• _Your task_: Your task is to locate every line holding the string "title" and to copy each of them.

• _Records shown_:
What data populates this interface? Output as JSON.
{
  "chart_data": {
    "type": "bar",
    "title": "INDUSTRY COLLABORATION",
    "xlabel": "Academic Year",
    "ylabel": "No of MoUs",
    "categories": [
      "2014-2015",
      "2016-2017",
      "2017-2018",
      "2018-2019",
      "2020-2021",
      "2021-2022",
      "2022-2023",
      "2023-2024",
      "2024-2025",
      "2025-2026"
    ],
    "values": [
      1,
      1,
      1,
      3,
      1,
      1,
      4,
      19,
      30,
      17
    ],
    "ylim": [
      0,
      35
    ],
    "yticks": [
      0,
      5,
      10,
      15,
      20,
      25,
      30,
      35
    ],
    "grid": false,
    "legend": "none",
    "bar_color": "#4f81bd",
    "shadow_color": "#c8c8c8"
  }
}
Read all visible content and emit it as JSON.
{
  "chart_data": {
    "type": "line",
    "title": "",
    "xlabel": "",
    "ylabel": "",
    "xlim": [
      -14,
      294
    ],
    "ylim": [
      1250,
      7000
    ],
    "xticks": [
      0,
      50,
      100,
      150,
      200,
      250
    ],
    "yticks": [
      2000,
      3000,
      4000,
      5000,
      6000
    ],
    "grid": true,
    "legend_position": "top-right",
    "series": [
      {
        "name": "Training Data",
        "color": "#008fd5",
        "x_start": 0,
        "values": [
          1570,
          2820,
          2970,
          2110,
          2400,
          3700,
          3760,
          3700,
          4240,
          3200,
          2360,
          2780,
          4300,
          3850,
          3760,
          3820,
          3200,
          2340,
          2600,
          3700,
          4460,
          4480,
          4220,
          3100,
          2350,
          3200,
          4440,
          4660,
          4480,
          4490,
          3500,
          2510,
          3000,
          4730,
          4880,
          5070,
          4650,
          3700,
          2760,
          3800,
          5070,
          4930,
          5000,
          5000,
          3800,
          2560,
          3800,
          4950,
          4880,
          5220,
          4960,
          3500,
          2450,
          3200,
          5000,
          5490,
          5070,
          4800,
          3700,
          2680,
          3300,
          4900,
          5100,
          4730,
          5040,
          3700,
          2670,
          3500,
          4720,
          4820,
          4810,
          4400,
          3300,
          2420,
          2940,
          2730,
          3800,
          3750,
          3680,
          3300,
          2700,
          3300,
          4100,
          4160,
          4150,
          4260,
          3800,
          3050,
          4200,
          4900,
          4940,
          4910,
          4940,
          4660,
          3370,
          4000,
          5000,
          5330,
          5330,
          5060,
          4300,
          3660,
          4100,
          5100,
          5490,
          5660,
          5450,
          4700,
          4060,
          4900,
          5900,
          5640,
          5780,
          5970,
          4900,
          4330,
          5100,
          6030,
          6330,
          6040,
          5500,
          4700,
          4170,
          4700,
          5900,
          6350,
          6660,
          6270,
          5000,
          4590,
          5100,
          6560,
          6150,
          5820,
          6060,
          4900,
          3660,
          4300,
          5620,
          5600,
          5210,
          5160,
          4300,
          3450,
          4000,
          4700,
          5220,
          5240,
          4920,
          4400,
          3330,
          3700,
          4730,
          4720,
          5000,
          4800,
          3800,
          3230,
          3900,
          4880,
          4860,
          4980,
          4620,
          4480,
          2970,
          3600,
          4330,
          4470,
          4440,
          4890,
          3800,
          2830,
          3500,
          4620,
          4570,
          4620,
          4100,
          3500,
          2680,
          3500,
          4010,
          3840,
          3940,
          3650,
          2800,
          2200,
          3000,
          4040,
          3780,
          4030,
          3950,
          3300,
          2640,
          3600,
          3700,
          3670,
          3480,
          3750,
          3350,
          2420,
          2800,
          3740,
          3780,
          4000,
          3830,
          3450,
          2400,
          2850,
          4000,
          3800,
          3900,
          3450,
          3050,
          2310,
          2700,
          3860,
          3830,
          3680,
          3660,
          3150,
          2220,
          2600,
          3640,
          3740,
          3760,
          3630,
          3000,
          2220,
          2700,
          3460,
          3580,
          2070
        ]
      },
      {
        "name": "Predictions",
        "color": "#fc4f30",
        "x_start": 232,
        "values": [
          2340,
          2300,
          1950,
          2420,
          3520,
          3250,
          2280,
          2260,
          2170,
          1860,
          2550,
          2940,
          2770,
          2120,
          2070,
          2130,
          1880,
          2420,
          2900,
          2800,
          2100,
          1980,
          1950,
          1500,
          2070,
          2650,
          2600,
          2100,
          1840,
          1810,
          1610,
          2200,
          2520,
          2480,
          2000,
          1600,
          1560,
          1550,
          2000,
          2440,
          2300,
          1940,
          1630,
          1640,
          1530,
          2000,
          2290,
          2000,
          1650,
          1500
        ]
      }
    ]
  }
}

• _Output of the task_:
    "title": "INDUSTRY COLLABORATION",
    "title": "",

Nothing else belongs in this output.